Segment Start: DATA

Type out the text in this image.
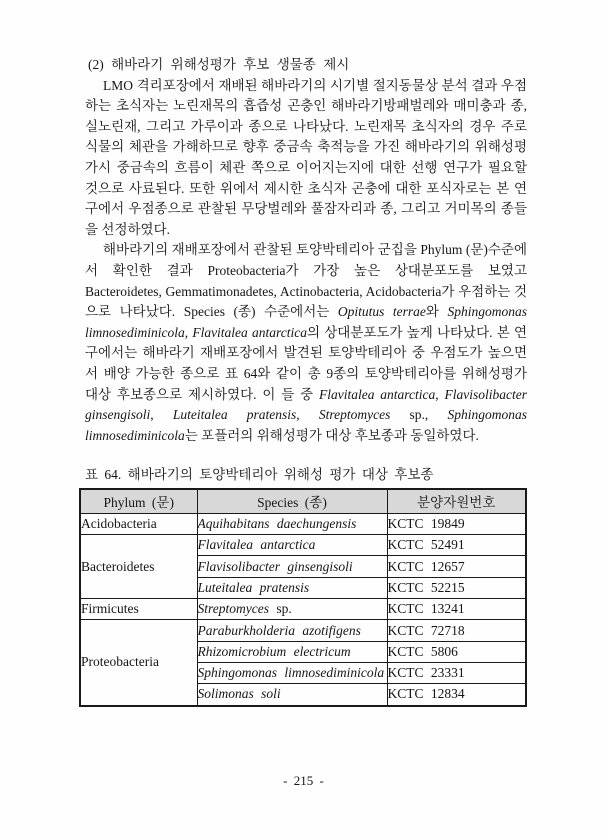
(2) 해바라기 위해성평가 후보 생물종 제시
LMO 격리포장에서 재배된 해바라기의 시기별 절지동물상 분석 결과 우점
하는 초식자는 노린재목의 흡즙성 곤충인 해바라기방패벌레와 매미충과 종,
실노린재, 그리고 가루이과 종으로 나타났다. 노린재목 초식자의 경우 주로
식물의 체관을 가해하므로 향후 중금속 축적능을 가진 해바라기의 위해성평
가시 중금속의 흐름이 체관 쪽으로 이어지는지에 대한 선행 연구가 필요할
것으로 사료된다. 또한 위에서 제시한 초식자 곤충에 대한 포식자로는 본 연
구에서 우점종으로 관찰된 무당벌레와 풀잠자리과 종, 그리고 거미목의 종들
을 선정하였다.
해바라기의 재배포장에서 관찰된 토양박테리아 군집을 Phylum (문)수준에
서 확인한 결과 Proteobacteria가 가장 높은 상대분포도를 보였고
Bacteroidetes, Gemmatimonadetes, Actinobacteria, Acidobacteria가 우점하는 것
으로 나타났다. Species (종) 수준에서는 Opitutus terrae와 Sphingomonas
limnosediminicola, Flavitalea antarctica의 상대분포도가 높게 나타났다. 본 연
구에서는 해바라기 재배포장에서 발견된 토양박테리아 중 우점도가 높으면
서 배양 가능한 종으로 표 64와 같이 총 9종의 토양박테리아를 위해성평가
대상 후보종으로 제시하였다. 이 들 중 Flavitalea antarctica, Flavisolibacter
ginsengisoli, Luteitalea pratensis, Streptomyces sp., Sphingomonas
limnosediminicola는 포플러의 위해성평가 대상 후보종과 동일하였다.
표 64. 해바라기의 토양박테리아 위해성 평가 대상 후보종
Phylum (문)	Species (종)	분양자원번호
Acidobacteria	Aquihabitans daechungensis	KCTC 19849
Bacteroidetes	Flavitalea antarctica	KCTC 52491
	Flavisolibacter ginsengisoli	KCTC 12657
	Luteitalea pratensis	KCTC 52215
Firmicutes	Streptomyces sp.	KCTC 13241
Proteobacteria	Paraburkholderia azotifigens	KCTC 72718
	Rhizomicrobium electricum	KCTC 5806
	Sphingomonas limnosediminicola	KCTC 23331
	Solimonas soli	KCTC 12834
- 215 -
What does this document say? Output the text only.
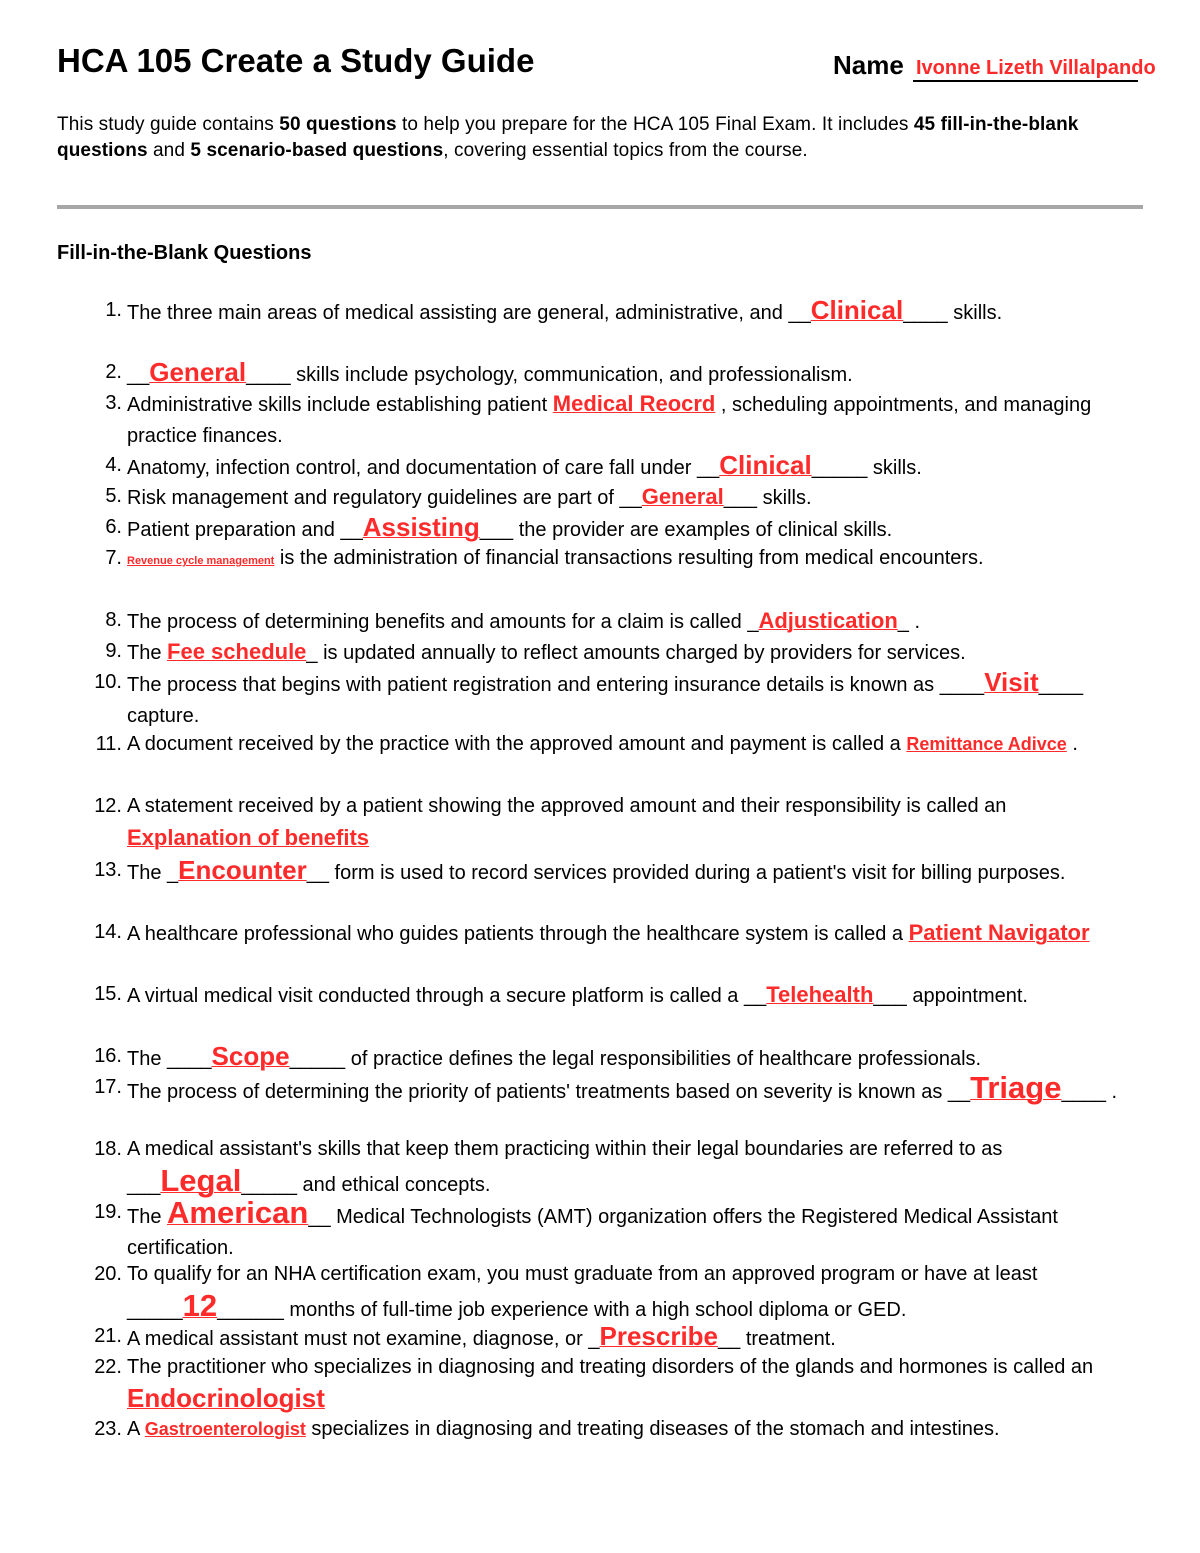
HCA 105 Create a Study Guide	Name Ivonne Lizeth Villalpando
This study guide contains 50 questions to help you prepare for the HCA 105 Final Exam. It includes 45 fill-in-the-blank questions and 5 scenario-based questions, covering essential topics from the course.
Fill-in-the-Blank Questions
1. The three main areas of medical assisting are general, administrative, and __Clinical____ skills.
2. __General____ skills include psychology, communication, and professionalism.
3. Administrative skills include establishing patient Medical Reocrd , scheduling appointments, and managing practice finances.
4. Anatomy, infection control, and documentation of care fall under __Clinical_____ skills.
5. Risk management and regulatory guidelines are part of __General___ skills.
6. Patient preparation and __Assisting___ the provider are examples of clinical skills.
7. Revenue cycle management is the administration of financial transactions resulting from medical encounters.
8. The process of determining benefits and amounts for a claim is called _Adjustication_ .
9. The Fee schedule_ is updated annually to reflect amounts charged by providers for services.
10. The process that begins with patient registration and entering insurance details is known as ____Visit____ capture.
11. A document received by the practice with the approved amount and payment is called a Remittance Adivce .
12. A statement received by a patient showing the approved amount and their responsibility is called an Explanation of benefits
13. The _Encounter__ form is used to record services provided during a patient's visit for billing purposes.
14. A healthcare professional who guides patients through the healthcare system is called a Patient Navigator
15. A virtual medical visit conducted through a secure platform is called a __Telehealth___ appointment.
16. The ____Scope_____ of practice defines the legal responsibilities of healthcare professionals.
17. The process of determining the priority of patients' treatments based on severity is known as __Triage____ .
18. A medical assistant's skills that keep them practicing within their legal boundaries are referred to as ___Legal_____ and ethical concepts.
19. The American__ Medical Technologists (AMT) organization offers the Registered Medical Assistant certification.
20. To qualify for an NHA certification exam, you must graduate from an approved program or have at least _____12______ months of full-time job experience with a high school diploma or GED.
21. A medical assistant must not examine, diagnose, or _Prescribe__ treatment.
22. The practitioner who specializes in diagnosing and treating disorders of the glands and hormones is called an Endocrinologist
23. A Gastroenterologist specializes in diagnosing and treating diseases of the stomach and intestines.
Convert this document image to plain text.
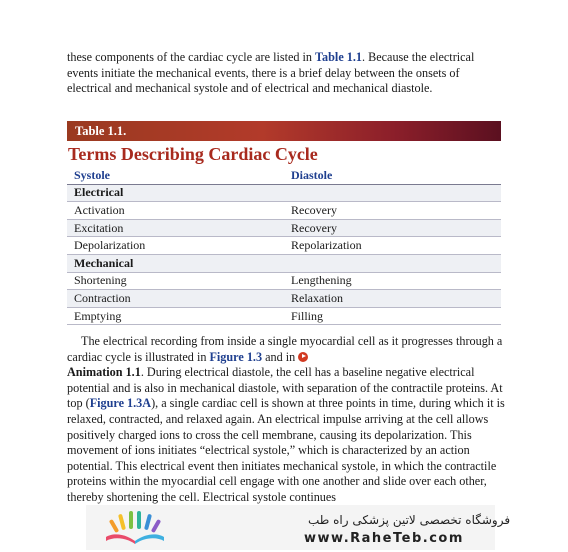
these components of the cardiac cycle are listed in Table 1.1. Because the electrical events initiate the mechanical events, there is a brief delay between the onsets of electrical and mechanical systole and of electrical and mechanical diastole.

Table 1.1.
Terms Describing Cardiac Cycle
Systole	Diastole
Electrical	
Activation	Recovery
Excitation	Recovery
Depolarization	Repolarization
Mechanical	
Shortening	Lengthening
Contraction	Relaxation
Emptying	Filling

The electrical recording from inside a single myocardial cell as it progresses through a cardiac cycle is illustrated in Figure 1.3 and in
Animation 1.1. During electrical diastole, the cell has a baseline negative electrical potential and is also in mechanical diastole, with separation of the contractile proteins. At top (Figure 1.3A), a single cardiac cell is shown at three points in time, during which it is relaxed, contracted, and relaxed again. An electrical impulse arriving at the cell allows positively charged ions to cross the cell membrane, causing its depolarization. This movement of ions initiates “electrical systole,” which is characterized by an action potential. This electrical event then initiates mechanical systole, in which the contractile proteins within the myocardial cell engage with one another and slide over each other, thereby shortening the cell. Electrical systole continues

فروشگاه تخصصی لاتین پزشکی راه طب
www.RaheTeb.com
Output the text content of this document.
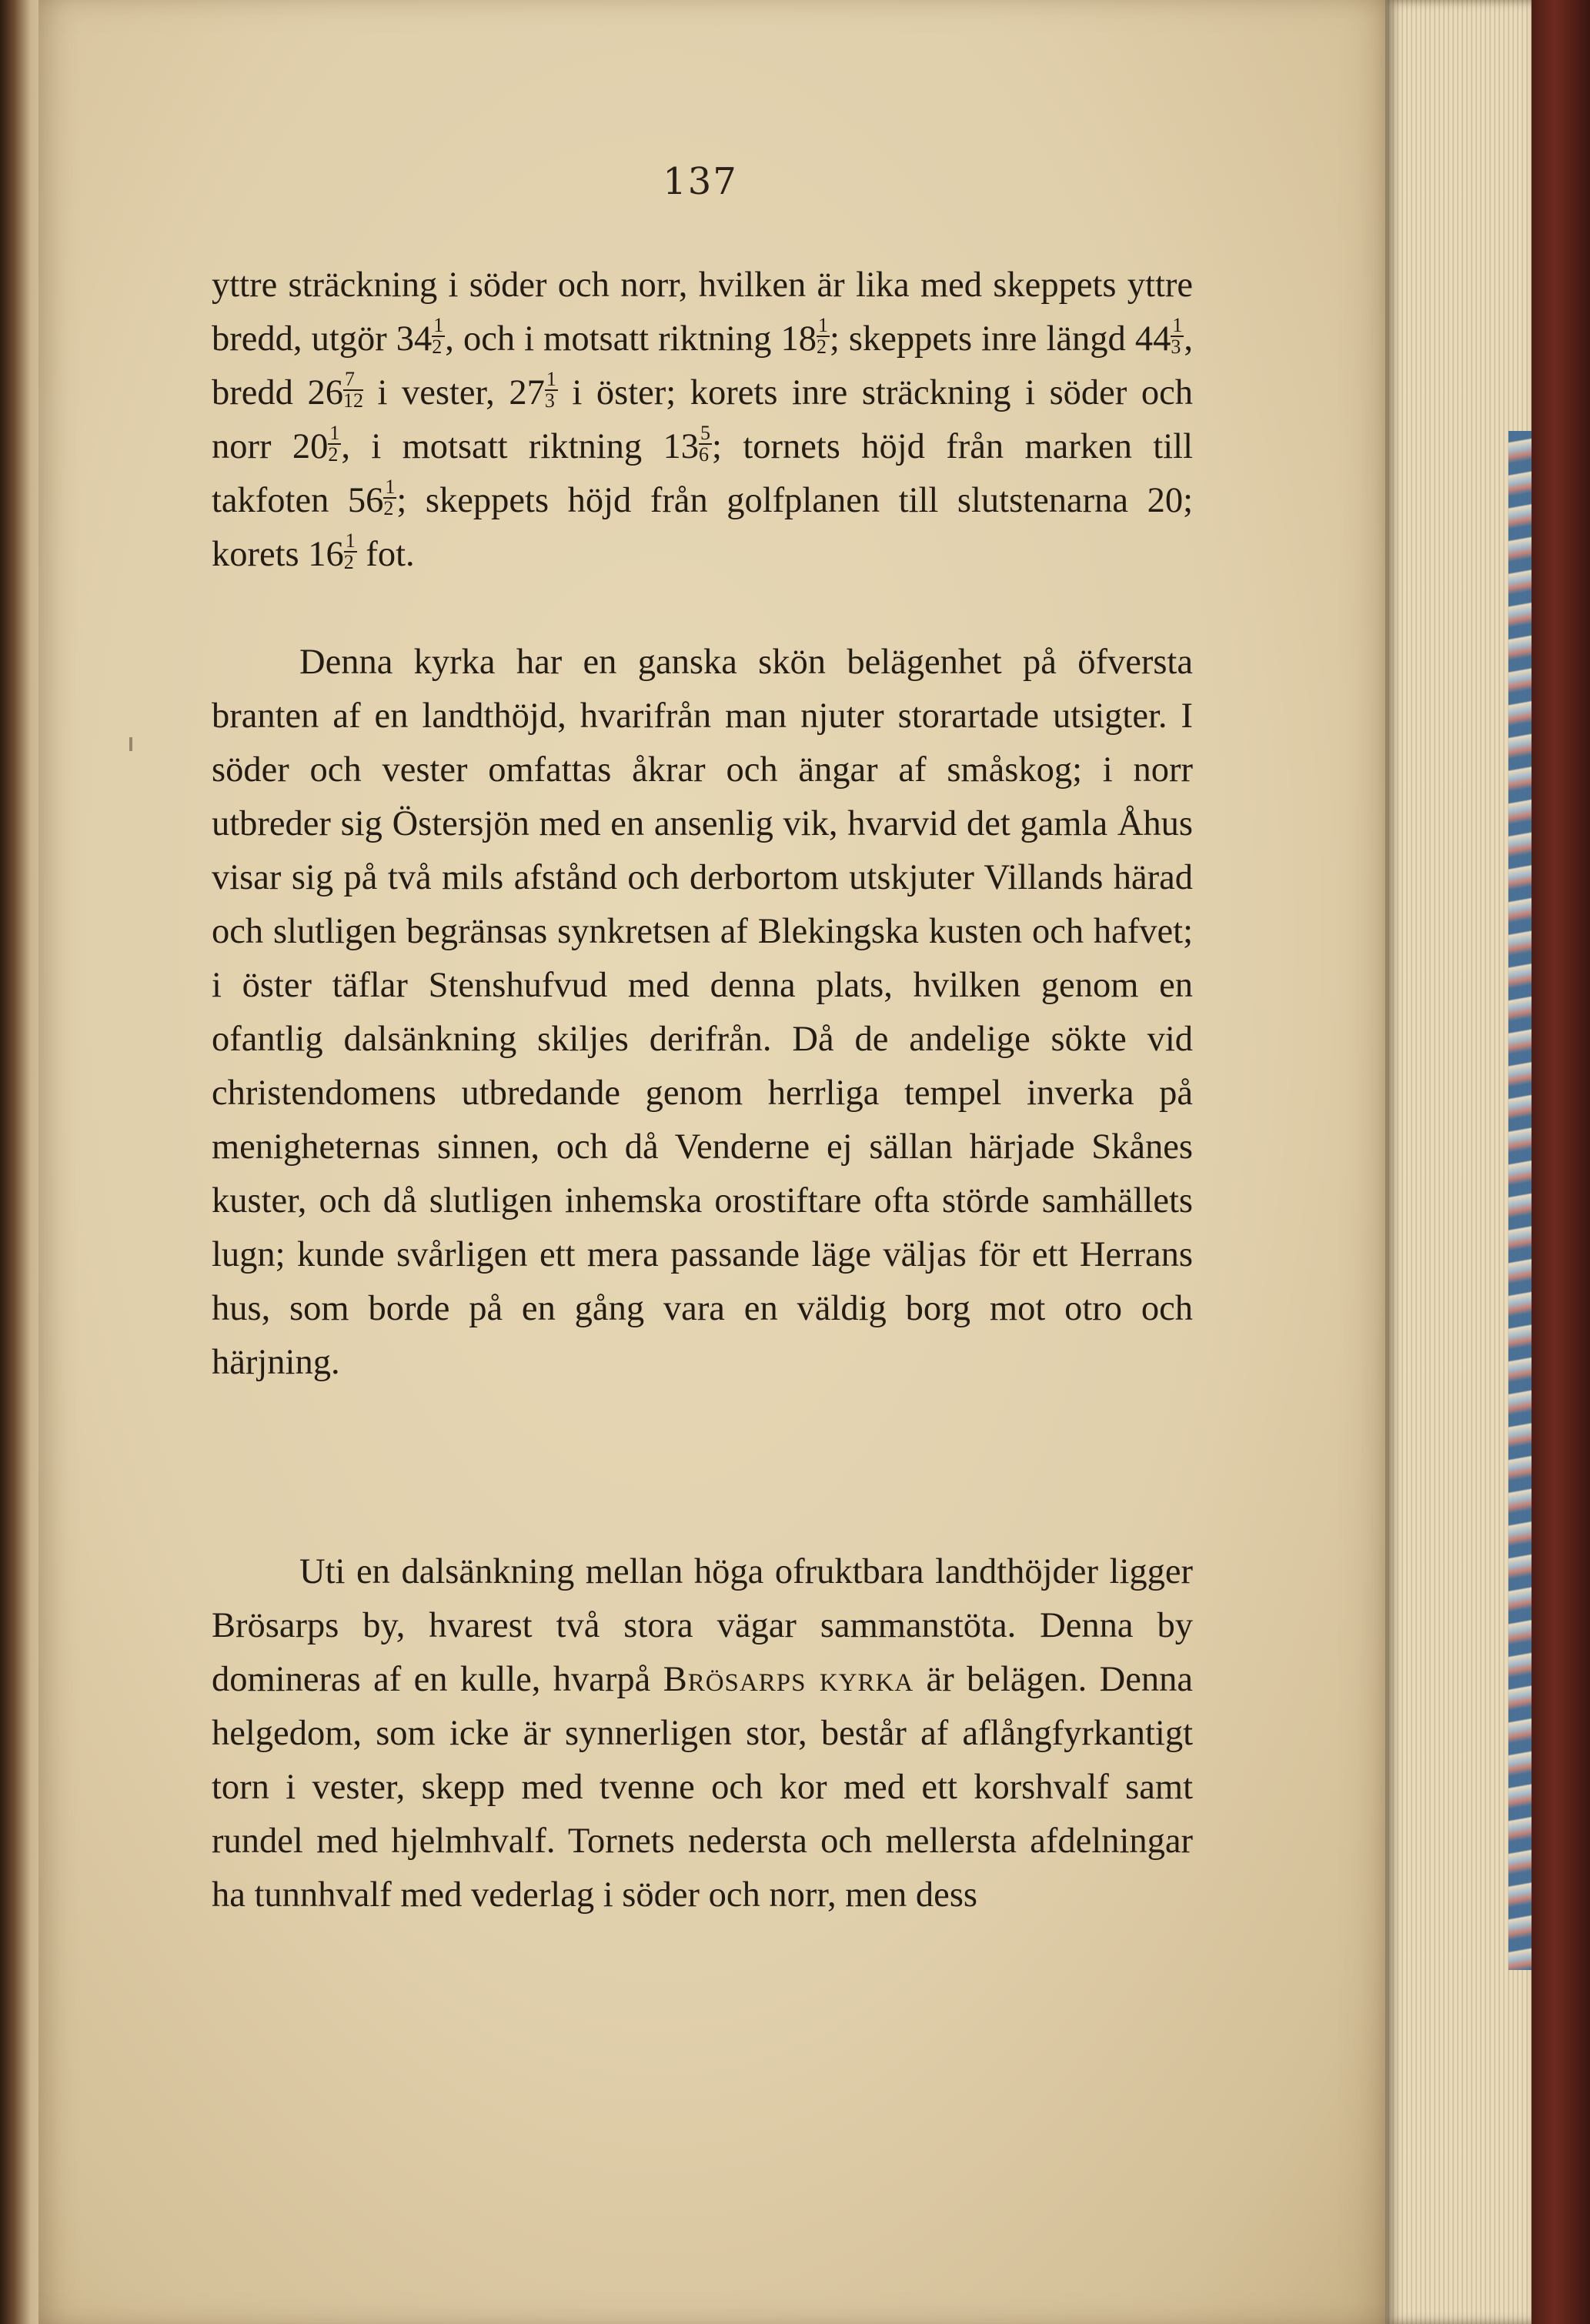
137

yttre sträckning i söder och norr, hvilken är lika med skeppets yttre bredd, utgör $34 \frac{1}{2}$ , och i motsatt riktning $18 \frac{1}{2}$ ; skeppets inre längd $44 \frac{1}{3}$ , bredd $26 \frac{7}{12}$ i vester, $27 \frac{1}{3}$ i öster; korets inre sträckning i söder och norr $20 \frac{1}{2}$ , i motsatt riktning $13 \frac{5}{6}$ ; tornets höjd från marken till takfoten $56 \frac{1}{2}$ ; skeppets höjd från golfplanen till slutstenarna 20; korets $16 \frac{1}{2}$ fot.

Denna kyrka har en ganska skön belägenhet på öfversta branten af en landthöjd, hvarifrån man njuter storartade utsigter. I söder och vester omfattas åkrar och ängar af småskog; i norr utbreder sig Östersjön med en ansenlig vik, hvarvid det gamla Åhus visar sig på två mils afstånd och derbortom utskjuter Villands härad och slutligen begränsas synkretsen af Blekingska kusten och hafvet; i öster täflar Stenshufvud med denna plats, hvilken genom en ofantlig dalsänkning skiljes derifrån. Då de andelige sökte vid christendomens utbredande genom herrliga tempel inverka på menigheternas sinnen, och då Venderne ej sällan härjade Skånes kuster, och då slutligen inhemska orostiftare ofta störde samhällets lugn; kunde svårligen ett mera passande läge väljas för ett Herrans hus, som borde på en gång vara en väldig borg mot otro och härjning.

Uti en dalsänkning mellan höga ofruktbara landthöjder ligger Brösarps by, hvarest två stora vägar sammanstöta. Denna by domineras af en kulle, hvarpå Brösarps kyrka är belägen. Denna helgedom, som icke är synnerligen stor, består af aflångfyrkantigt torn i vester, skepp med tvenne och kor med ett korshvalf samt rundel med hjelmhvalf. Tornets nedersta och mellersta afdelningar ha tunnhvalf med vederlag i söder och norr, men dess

Segment End: DATA

The expected output is one number: how many lines of the data above hold the string "재배포장에서".

2